Materials provided

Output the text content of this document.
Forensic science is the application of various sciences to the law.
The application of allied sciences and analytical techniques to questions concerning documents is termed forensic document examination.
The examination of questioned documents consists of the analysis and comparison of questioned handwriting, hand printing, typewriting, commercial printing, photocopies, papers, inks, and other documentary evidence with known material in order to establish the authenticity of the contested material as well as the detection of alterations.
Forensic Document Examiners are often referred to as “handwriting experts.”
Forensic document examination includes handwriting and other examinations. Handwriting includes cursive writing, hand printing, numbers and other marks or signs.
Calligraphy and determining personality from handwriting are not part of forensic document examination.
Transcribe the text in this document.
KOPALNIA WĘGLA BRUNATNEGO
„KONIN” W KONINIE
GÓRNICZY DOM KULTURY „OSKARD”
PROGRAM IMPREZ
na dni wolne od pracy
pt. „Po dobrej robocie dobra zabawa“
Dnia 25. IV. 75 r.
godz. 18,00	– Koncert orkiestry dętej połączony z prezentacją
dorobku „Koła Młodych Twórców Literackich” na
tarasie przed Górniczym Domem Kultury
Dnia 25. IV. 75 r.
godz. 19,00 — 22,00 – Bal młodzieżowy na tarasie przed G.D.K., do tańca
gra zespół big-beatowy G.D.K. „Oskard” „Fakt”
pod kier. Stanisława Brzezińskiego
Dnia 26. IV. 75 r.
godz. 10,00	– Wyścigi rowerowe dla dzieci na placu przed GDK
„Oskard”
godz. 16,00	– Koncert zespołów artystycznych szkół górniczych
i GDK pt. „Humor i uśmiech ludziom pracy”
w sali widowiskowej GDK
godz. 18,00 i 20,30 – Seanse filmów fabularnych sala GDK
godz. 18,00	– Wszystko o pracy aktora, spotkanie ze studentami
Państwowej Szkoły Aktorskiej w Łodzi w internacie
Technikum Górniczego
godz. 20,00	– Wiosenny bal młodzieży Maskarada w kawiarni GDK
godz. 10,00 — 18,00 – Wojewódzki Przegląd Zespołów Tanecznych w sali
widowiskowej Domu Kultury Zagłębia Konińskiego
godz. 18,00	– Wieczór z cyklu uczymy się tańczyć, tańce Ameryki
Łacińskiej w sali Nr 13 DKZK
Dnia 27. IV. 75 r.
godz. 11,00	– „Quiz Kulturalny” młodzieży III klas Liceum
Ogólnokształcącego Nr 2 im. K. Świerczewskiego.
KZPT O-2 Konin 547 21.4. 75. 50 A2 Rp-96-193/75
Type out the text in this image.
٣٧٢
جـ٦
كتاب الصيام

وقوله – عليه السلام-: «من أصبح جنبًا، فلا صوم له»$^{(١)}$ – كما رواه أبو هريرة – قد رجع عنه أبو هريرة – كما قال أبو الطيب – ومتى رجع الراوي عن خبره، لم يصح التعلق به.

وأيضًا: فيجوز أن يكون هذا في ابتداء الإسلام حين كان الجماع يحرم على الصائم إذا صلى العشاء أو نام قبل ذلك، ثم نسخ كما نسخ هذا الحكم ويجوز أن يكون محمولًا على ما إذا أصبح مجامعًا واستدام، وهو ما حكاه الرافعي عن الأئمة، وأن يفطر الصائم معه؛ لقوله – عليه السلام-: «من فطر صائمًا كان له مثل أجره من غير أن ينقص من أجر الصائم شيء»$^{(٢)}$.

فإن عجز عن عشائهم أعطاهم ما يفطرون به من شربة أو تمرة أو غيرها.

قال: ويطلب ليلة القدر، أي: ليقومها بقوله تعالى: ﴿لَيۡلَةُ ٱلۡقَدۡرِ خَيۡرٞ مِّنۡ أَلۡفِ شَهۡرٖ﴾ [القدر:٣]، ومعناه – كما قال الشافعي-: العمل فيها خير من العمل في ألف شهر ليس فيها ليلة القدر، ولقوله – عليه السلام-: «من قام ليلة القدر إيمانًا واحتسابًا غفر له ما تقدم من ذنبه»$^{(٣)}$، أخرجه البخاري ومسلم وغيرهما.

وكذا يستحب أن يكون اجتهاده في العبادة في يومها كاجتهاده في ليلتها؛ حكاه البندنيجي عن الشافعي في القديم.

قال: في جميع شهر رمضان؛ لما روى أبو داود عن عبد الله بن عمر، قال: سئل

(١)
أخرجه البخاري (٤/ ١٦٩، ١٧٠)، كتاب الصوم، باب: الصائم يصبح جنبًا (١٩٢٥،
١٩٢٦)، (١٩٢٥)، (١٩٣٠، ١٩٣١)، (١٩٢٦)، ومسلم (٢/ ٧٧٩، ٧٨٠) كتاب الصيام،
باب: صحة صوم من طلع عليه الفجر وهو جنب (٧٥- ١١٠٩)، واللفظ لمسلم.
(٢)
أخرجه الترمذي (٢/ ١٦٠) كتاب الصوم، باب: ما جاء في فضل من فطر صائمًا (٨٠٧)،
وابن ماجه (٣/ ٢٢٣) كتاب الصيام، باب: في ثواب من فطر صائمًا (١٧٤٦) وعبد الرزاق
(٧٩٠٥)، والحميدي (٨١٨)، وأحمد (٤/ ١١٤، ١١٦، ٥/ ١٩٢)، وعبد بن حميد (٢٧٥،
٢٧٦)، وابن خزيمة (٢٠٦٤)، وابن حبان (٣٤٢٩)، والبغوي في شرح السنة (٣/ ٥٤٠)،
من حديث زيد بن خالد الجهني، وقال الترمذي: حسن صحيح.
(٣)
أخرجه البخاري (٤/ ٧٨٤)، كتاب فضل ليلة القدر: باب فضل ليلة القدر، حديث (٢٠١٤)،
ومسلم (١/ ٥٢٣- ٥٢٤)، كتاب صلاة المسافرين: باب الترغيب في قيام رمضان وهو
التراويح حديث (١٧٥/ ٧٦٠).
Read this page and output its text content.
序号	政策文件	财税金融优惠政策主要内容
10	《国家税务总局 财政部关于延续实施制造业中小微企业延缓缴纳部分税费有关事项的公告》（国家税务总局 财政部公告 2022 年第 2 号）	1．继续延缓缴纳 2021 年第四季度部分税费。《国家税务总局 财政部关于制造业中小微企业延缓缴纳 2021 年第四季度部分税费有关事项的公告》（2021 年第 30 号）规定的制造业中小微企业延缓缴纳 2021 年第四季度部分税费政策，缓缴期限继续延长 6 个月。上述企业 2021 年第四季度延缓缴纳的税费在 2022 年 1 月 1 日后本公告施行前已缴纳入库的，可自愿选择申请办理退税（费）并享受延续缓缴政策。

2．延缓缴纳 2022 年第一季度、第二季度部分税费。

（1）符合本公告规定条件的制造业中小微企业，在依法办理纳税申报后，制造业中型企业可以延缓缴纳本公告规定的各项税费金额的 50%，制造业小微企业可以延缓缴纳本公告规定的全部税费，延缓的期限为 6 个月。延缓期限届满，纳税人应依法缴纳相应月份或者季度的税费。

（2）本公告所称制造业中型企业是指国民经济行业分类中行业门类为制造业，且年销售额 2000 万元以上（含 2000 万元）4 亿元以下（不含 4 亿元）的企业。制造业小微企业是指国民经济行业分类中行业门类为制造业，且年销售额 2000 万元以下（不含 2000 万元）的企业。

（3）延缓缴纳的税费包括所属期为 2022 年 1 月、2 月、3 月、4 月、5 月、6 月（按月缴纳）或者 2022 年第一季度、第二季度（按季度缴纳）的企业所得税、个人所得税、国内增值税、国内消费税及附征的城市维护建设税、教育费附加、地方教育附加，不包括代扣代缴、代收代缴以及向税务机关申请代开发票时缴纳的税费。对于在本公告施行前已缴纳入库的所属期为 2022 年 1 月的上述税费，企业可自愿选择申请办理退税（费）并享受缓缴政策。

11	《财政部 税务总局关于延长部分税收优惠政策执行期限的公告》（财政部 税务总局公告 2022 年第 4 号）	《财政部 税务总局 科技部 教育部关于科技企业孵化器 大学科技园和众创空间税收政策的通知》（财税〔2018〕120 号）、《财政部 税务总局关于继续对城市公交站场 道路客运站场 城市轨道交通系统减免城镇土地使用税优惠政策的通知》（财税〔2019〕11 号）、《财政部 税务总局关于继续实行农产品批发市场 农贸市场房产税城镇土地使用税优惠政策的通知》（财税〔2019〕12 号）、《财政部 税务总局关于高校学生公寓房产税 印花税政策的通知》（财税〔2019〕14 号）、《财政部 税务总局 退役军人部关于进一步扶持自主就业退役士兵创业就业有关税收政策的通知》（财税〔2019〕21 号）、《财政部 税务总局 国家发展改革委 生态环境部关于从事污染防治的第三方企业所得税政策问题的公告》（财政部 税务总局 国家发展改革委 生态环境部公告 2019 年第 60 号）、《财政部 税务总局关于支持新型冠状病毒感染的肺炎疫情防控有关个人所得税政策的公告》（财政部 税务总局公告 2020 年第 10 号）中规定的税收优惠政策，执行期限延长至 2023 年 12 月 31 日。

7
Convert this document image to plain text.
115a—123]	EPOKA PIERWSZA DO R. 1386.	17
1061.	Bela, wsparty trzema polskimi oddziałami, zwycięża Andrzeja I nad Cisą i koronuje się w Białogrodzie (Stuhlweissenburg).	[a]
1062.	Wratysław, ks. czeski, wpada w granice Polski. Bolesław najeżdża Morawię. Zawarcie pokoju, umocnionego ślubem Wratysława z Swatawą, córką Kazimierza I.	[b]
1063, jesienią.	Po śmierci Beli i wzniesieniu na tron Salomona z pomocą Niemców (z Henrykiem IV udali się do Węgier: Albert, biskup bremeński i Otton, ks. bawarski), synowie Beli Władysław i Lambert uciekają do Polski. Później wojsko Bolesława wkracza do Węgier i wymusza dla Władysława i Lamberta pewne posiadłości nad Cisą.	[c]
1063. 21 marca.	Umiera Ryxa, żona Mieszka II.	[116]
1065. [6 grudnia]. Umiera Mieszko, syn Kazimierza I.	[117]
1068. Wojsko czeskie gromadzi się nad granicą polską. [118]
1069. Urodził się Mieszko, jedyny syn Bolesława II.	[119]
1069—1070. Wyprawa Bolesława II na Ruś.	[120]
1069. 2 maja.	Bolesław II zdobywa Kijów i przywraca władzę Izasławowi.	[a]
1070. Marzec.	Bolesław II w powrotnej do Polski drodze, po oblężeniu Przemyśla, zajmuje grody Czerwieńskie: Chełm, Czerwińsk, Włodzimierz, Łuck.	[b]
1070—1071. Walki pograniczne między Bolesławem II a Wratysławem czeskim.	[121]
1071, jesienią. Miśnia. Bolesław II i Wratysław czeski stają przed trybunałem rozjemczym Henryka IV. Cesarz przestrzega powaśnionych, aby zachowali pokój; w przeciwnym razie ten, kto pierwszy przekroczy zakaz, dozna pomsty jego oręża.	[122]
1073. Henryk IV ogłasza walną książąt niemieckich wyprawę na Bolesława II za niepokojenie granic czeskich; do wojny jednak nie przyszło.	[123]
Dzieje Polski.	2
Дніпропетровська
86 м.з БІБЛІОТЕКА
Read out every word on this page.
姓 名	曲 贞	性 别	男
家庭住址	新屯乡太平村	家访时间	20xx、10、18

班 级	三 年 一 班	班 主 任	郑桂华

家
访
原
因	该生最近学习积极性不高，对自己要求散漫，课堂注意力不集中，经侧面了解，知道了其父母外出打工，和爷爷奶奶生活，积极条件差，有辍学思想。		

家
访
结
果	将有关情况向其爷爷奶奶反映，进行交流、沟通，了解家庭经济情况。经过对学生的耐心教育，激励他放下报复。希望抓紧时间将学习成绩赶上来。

What is being asked
Return all lines of the material above in which the word "sciences" occurs.

Result of the task
Forensic science is the application of various sciences to the law.
The application of allied sciences and analytical techniques to questions concerning documents is termed forensic document examination.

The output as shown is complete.